_Aim_:
Gather each line containing the string "taille" from these entries.
+++ Records shown
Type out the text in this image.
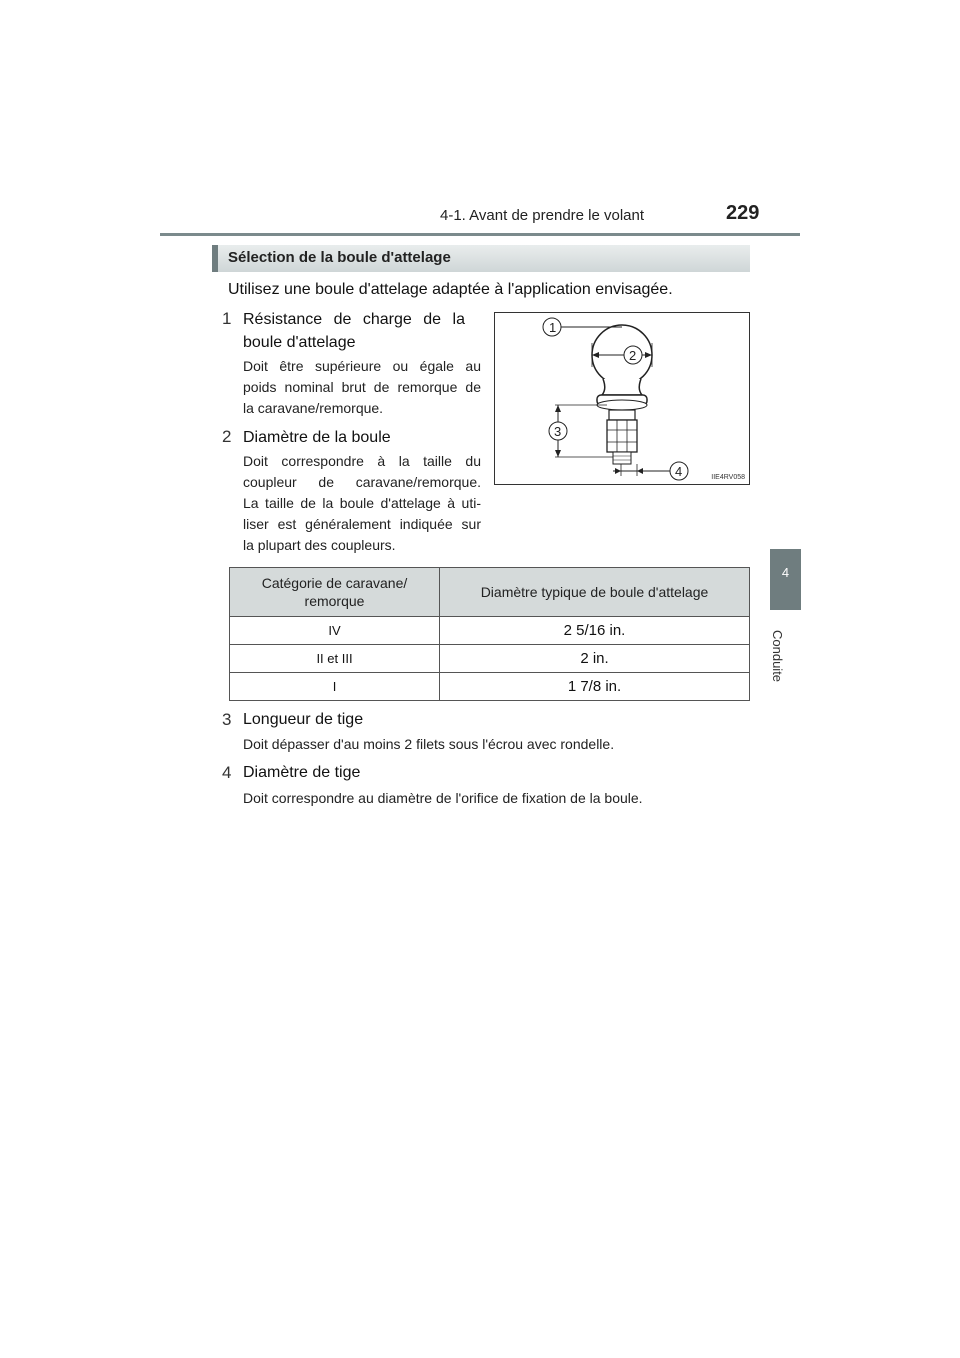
4-1. Avant de prendre le volant	229
4
Conduite
Sélection de la boule d'attelage
Utilisez une boule d'attelage adaptée à l'application envisagée.
1 Résistance de charge de la
boule d'attelage
Doit être supérieure ou égale au
poids nominal brut de remorque de
la caravane/remorque.
2 Diamètre de la boule
Doit correspondre à la taille du
coupleur de caravane/remorque.
La taille de la boule d'attelage à uti-
liser est généralement indiquée sur
la plupart des coupleurs.
1
2
3
4	IIE4RV058
Catégorie de caravane/
remorque	Diamètre typique de boule d'attelage
IV	2 5/16 in.
II et III	2 in.
I	1 7/8 in.
3 Longueur de tige
Doit dépasser d'au moins 2 filets sous l'écrou avec rondelle.
4 Diamètre de tige
Doit correspondre au diamètre de l'orifice de fixation de la boule.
++++++
_Solved problem_:
Doit correspondre à la taille du
La taille de la boule d'attelage à uti-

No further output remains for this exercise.